Exercise goal :: Locate each line holding the string "согласно" and copy it.

--- START OF Supplied data ---

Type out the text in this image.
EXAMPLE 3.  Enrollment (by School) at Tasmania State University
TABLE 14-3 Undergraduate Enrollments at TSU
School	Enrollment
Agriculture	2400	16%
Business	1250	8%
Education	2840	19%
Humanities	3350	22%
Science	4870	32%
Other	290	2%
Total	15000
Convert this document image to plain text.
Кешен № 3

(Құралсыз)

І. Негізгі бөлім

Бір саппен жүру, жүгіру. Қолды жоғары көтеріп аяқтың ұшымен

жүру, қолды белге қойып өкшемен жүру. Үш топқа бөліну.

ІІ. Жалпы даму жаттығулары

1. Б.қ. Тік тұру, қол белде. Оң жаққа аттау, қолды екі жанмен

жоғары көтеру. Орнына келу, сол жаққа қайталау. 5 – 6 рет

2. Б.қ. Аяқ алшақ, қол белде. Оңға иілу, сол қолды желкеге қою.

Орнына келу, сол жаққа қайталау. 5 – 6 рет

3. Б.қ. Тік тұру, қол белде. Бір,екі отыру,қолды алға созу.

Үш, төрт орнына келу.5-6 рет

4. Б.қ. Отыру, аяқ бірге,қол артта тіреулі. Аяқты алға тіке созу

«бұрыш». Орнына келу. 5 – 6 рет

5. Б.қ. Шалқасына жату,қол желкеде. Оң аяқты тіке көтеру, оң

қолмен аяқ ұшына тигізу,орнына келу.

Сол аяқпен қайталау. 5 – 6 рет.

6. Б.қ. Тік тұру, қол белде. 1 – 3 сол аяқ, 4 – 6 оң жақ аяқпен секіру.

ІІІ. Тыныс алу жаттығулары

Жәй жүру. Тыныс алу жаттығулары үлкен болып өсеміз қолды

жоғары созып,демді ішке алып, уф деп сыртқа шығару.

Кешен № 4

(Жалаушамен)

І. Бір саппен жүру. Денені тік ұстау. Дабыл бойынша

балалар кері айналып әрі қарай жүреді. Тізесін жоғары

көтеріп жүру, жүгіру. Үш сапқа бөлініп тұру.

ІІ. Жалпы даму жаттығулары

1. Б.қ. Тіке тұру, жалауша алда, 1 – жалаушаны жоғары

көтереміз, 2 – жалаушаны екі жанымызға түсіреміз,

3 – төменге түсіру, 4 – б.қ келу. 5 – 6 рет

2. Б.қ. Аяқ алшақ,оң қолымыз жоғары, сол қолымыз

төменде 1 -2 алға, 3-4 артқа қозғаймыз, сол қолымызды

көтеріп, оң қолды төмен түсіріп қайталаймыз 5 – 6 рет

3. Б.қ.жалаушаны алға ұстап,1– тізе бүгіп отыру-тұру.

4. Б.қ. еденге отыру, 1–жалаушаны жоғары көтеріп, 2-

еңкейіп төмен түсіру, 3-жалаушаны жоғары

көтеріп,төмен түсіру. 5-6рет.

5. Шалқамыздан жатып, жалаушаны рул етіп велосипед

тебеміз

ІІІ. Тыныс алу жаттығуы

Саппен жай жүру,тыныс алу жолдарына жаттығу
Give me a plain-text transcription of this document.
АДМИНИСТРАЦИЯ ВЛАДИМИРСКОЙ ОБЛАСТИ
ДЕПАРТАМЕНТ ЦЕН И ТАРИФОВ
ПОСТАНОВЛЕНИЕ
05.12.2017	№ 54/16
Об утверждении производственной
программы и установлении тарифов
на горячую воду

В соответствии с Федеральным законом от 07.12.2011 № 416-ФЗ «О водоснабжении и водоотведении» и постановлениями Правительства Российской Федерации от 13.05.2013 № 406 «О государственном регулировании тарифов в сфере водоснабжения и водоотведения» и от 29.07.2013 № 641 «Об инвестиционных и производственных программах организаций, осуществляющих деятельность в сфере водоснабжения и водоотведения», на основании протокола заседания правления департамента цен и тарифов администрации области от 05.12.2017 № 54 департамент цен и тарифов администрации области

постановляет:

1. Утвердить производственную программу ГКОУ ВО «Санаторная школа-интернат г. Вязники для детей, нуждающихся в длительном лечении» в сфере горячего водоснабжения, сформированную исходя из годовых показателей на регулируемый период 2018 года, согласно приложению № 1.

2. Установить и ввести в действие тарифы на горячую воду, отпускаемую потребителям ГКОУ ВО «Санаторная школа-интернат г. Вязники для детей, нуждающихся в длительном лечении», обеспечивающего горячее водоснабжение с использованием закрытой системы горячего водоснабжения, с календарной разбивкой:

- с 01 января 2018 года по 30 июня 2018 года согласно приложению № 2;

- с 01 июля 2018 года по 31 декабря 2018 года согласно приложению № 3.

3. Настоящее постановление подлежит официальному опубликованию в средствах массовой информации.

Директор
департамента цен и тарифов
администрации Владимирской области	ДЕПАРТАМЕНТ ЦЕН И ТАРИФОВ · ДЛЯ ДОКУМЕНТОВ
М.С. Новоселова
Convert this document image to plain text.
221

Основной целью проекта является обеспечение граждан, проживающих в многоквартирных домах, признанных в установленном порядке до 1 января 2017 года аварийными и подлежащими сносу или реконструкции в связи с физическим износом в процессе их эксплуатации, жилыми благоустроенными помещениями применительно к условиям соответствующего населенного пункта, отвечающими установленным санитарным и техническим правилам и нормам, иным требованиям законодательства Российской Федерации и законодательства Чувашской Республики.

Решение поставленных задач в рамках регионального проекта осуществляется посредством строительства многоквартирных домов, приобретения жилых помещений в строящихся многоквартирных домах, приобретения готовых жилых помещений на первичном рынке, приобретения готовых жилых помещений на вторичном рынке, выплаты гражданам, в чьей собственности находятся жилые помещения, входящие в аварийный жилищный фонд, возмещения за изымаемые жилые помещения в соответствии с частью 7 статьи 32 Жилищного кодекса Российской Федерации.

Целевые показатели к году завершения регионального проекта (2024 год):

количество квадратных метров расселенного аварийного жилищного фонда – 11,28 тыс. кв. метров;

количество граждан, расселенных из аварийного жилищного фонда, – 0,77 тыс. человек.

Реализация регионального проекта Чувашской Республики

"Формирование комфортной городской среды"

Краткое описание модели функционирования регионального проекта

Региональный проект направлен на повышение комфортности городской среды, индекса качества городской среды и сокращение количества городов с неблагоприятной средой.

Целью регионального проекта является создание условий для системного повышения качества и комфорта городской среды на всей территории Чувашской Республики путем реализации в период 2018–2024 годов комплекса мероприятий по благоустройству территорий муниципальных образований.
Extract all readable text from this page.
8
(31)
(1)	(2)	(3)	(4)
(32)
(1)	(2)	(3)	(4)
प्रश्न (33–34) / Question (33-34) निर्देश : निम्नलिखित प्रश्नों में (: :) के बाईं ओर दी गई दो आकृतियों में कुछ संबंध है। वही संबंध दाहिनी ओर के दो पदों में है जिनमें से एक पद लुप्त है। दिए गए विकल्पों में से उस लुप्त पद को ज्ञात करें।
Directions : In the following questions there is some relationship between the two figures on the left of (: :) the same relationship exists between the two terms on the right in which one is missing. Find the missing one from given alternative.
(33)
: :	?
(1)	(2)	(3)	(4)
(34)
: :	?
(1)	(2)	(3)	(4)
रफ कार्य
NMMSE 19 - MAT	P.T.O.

--- END OF Supplied data ---

Complete answer ::
1. Утвердить производственную программу ГКОУ ВО «Санаторная школа-интернат г. Вязники для детей, нуждающихся в длительном лечении» в сфере горячего водоснабжения, сформированную исходя из годовых показателей на регулируемый период 2018 года, согласно приложению № 1.
- с 01 января 2018 года по 30 июня 2018 года согласно приложению № 2;
- с 01 июля 2018 года по 31 декабря 2018 года согласно приложению № 3.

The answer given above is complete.